BEGIN
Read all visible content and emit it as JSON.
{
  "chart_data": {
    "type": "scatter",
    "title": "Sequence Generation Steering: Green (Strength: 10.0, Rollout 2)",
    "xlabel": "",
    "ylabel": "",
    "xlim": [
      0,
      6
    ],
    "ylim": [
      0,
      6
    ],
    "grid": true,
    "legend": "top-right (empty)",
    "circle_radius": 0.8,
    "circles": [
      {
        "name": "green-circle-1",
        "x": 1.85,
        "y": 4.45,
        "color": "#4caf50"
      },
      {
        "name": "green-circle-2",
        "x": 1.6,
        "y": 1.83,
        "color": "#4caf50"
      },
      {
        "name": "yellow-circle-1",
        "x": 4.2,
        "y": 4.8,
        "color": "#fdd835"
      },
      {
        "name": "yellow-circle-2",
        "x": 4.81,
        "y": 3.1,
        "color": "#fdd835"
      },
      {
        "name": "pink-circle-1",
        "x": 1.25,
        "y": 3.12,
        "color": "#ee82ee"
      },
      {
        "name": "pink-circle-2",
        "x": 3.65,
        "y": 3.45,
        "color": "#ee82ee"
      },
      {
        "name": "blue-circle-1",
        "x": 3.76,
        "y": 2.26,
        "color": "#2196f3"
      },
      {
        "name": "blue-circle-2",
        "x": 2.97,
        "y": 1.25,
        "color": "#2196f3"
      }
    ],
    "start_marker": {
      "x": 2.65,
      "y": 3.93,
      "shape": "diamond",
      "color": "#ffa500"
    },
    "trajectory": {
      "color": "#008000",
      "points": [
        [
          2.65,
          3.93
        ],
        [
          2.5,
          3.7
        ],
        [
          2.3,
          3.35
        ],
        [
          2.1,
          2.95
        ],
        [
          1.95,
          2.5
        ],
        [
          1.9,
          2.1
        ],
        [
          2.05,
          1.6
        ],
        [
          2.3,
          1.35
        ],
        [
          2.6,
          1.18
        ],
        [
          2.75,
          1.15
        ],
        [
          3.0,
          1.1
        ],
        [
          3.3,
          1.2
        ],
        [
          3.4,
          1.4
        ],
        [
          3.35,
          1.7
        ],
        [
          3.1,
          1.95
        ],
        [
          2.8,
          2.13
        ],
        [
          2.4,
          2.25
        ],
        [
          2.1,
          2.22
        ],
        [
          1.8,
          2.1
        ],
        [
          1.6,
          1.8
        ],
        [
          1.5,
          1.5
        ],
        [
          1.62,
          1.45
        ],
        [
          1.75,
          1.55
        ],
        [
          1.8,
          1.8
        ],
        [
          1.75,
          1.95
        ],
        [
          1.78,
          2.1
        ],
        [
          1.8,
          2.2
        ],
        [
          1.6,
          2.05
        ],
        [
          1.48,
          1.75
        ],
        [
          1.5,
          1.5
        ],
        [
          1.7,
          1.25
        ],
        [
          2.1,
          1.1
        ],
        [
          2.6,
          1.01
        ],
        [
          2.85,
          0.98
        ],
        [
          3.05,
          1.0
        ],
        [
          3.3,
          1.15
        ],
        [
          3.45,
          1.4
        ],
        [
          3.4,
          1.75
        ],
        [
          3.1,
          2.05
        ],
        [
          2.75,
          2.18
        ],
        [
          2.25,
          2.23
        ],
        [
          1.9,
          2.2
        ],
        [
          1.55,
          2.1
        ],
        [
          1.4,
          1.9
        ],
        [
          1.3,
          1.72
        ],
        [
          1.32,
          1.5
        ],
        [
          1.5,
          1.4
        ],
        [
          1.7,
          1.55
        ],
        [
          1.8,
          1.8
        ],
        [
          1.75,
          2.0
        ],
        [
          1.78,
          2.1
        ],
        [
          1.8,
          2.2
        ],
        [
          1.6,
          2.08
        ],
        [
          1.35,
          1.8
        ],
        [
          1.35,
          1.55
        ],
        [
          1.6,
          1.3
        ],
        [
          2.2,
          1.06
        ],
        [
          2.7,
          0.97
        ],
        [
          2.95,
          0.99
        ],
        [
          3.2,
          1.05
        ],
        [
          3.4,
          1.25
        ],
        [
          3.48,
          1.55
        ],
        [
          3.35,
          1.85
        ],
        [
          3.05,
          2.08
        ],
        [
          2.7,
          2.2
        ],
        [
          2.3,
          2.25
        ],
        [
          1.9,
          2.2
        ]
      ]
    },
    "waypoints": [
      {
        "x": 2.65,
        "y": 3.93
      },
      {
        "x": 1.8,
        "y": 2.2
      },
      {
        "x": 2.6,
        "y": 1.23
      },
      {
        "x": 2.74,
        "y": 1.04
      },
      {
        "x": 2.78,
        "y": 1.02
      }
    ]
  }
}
END
## PROBLEM REQUIREMENTS
Show every line above in which the word "pink" occurs.

## WRITTEN RESPONSE
        "name": "pink-circle-1",
        "name": "pink-circle-2",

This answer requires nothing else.